**SET EXERCISE:** Please reproduce, character for character, the lines of the listing from its first line through the line holding "legend-label: BiLSTM - MRDS", both included.

(Element boundary records)
▬▬▬▬▬▬
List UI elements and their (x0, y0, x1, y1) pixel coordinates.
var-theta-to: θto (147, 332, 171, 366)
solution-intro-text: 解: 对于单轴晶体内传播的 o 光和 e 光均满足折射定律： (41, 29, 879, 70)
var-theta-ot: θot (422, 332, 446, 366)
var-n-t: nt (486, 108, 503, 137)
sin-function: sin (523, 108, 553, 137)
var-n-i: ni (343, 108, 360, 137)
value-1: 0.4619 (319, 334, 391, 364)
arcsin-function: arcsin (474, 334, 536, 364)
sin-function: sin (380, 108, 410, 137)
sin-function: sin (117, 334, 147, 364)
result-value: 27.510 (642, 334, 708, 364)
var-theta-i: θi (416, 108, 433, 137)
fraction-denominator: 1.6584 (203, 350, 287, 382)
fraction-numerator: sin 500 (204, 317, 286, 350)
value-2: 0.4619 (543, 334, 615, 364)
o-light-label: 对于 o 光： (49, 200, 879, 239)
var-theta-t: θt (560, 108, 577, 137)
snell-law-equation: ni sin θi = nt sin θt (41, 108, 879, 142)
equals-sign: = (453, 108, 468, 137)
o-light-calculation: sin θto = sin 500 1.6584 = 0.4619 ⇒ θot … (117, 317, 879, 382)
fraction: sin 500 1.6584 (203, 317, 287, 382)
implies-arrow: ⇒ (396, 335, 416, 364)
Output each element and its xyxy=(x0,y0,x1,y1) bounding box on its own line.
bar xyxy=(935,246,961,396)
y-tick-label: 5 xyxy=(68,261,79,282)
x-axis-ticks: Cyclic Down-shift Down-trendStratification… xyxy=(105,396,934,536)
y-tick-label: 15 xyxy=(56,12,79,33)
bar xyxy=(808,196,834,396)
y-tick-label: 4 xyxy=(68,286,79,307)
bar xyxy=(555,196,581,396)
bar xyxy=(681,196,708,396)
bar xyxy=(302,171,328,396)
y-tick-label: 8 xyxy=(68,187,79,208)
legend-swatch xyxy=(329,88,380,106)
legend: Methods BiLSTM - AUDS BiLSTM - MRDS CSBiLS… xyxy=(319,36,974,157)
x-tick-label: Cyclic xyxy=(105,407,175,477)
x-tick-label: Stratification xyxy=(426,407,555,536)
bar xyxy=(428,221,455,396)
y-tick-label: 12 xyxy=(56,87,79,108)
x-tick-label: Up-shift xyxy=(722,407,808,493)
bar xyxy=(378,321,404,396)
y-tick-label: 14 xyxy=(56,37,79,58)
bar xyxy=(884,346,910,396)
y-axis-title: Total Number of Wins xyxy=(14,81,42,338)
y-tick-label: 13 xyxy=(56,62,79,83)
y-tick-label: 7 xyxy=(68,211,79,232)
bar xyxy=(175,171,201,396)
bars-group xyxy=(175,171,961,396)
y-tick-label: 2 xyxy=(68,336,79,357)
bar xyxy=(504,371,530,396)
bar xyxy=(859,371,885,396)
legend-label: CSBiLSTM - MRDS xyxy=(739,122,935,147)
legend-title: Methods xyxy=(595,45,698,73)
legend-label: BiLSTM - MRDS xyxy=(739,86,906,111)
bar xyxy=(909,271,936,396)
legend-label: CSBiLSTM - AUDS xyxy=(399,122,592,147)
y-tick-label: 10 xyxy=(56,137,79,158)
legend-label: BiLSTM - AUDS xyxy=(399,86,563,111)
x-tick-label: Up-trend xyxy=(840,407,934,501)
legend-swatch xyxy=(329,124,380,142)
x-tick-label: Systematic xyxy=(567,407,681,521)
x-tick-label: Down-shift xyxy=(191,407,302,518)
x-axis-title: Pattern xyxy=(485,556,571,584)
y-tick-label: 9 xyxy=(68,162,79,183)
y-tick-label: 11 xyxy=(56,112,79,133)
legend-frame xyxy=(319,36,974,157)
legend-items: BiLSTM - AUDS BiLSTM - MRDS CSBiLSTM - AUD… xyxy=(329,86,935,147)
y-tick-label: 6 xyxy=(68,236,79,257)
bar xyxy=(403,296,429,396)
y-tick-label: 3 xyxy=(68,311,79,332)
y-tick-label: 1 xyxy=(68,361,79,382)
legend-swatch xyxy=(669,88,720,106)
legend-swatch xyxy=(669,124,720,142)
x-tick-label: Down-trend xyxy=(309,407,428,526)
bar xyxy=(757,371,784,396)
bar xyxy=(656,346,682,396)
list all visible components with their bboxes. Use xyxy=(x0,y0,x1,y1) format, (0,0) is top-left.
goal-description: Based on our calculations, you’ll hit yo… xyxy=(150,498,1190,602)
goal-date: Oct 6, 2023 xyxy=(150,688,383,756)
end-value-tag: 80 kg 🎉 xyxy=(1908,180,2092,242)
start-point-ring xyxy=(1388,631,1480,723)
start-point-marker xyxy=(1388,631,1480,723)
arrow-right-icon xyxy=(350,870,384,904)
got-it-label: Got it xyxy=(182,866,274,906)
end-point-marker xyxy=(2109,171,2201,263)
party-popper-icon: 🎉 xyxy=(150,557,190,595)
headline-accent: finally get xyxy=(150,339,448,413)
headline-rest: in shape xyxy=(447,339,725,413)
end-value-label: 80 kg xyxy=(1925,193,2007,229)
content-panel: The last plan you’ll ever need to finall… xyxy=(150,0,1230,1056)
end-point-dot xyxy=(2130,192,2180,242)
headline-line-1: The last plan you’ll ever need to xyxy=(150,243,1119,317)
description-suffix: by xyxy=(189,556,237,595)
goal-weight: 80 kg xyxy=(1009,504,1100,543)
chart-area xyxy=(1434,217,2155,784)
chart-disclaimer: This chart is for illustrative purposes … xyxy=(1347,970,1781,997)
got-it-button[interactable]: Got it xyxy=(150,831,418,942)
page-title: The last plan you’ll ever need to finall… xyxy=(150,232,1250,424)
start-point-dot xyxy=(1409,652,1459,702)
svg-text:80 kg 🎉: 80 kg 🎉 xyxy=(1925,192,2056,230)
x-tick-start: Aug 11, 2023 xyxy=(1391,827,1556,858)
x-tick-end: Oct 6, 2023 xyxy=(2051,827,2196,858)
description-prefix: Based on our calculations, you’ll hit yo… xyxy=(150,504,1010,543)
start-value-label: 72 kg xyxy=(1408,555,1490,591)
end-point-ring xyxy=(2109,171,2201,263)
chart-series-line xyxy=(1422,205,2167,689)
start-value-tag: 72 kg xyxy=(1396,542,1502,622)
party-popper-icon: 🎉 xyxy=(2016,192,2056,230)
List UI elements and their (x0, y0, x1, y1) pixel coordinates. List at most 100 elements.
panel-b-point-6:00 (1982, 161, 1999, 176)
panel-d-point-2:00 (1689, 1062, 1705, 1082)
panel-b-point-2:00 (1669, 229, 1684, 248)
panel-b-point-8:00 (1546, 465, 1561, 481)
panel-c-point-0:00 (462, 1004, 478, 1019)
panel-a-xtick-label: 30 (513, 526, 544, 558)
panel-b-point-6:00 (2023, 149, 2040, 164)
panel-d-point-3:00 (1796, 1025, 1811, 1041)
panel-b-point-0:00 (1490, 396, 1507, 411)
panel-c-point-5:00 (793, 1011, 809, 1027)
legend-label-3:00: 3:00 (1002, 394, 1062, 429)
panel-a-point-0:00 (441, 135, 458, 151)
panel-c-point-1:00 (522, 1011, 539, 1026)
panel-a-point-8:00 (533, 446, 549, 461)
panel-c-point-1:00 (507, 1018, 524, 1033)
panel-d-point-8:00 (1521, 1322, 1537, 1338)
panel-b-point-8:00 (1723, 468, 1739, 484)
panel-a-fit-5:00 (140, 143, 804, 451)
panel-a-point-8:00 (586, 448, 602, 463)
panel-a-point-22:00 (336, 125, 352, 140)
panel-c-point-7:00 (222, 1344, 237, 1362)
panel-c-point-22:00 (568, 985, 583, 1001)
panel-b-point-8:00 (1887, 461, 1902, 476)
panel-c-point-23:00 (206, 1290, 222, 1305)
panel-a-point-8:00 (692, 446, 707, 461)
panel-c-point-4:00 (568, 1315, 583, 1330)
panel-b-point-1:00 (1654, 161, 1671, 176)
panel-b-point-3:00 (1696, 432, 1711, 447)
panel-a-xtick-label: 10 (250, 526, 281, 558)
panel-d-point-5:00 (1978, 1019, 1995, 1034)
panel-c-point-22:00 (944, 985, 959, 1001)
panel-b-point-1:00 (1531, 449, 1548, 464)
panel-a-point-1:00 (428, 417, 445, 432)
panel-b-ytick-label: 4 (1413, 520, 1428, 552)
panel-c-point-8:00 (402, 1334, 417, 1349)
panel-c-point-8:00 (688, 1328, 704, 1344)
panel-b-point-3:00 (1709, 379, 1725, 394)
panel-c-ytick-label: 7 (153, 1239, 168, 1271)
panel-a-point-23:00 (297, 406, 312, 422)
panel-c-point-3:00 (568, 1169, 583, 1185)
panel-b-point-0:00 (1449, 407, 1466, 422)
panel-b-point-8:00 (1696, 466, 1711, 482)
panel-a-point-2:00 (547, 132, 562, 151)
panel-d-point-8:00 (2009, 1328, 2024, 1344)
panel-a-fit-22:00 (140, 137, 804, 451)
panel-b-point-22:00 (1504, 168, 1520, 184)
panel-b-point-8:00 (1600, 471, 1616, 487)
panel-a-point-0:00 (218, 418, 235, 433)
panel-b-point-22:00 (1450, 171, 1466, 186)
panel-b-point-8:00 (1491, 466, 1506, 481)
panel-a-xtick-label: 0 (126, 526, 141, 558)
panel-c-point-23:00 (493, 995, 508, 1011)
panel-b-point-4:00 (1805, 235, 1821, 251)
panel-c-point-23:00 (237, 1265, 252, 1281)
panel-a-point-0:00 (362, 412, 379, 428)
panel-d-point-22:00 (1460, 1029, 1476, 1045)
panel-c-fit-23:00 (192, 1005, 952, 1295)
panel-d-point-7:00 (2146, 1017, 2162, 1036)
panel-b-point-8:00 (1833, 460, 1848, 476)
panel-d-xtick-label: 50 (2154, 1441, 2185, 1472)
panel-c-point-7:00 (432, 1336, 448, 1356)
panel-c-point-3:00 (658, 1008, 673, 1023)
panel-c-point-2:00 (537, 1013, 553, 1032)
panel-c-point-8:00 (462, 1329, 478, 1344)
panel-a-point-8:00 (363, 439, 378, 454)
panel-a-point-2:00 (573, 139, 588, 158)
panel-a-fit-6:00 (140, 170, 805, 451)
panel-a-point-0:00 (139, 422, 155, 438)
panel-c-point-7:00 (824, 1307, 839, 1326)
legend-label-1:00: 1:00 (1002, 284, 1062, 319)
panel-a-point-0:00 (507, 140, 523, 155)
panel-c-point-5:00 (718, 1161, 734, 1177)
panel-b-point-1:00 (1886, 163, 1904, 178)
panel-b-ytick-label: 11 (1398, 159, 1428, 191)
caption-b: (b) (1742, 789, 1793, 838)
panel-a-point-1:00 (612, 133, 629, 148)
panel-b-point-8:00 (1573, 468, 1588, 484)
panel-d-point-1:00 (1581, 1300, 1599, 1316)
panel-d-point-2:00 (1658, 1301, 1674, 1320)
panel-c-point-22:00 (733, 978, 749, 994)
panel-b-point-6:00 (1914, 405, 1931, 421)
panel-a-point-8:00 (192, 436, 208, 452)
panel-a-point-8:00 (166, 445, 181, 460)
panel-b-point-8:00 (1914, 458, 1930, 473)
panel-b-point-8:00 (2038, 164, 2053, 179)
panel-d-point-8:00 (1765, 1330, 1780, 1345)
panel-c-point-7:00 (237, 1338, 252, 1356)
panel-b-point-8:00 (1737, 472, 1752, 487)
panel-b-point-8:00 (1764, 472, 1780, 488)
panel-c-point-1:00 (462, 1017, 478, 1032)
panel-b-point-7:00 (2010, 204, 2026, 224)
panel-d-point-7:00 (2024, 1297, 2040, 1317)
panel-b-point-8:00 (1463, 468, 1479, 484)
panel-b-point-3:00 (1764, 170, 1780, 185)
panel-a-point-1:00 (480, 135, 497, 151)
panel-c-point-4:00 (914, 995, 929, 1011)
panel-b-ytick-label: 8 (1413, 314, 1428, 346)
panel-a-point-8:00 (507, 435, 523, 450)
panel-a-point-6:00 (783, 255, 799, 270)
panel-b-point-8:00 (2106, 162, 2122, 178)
▬▬▬▬▬▬
**WORKED SOLUTION:**
List UI elements and their (x0, y0, x1, y1) pixel coordinates.
var-theta-to: θto (147, 332, 171, 366)
solution-intro-text: 解: 对于单轴晶体内传播的 o 光和 e 光均满足折射定律： (41, 29, 879, 70)
var-theta-ot: θot (422, 332, 446, 366)
var-n-t: nt (486, 108, 503, 137)
sin-function: sin (523, 108, 553, 137)
var-n-i: ni (343, 108, 360, 137)
value-1: 0.4619 (319, 334, 391, 364)
arcsin-function: arcsin (474, 334, 536, 364)
sin-function: sin (380, 108, 410, 137)
sin-function: sin (117, 334, 147, 364)
result-value: 27.510 (642, 334, 708, 364)
var-theta-i: θi (416, 108, 433, 137)
fraction-denominator: 1.6584 (203, 350, 287, 382)
fraction-numerator: sin 500 (204, 317, 286, 350)
value-2: 0.4619 (543, 334, 615, 364)
o-light-label: 对于 o 光： (49, 200, 879, 239)
var-theta-t: θt (560, 108, 577, 137)
snell-law-equation: ni sin θi = nt sin θt (41, 108, 879, 142)
equals-sign: = (453, 108, 468, 137)
o-light-calculation: sin θto = sin 500 1.6584 = 0.4619 ⇒ θot … (117, 317, 879, 382)
fraction: sin 500 1.6584 (203, 317, 287, 382)
implies-arrow: ⇒ (396, 335, 416, 364)
Output each element and its xyxy=(x0,y0,x1,y1) bounding box on its own line.
bar xyxy=(935,246,961,396)
y-tick-label: 5 xyxy=(68,261,79,282)
x-axis-ticks: Cyclic Down-shift Down-trendStratification… xyxy=(105,396,934,536)
y-tick-label: 15 xyxy=(56,12,79,33)
bar xyxy=(808,196,834,396)
y-tick-label: 4 xyxy=(68,286,79,307)
bar xyxy=(555,196,581,396)
bar xyxy=(681,196,708,396)
bar xyxy=(302,171,328,396)
y-tick-label: 8 xyxy=(68,187,79,208)
legend-swatch xyxy=(329,88,380,106)
legend: Methods BiLSTM - AUDS BiLSTM - MRDS CSBiLS… xyxy=(319,36,974,157)
x-tick-label: Cyclic xyxy=(105,407,175,477)
x-tick-label: Stratification xyxy=(426,407,555,536)
bar xyxy=(428,221,455,396)
y-tick-label: 12 xyxy=(56,87,79,108)
x-tick-label: Up-shift xyxy=(722,407,808,493)
bar xyxy=(378,321,404,396)
y-tick-label: 14 xyxy=(56,37,79,58)
bar xyxy=(884,346,910,396)
y-axis-title: Total Number of Wins xyxy=(14,81,42,338)
y-tick-label: 13 xyxy=(56,62,79,83)
y-tick-label: 7 xyxy=(68,211,79,232)
bar xyxy=(175,171,201,396)
bars-group xyxy=(175,171,961,396)
y-tick-label: 2 xyxy=(68,336,79,357)
bar xyxy=(504,371,530,396)
bar xyxy=(859,371,885,396)
legend-label: CSBiLSTM - MRDS xyxy=(739,122,935,147)
legend-title: Methods xyxy=(595,45,698,73)
legend-label: BiLSTM - MRDS xyxy=(739,86,906,111)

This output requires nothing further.